Records supplied:

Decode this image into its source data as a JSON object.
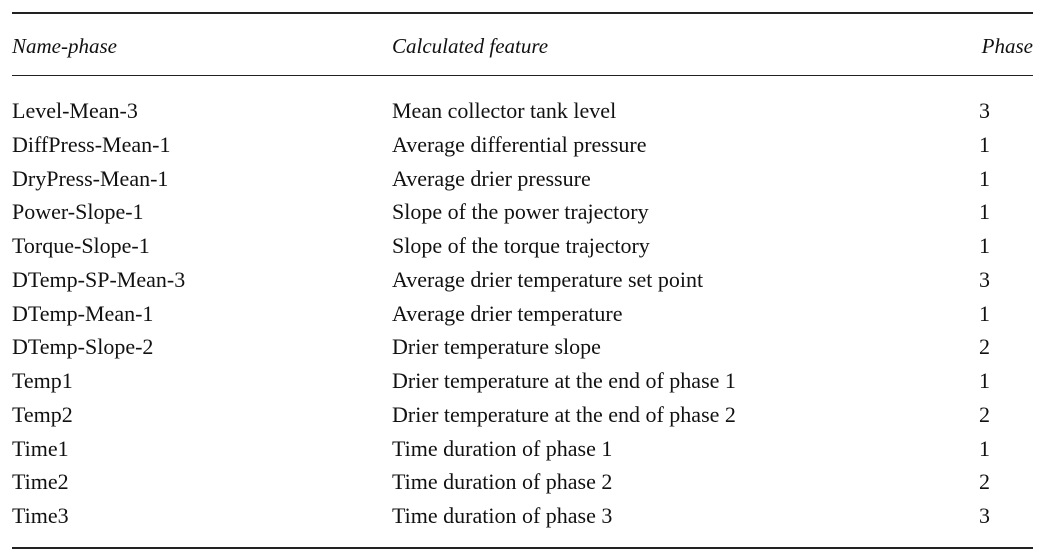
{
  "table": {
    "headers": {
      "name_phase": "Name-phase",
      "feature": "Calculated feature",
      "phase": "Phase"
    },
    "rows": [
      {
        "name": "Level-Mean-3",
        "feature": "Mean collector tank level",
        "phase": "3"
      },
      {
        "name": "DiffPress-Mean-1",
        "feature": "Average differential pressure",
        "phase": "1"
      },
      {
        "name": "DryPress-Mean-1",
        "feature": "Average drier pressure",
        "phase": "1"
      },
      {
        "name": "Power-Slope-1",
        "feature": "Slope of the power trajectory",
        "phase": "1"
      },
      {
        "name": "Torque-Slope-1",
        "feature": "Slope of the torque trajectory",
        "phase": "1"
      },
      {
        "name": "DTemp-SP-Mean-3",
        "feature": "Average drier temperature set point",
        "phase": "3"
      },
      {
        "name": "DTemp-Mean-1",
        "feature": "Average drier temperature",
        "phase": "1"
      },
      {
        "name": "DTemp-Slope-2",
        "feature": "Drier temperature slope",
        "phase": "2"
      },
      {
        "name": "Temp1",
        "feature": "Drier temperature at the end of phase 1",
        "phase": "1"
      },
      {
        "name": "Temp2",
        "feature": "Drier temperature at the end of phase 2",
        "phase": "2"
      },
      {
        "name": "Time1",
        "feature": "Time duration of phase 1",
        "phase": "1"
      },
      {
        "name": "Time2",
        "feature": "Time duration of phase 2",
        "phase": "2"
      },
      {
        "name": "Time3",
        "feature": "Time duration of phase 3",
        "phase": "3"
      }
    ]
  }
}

Direction: Copy all lines in the listing above where the string "Mean" appears.

Task output:
        "name": "Level-Mean-3",
        "feature": "Mean collector tank level",
        "name": "DiffPress-Mean-1",
        "name": "DryPress-Mean-1",
        "name": "DTemp-SP-Mean-3",
        "name": "DTemp-Mean-1",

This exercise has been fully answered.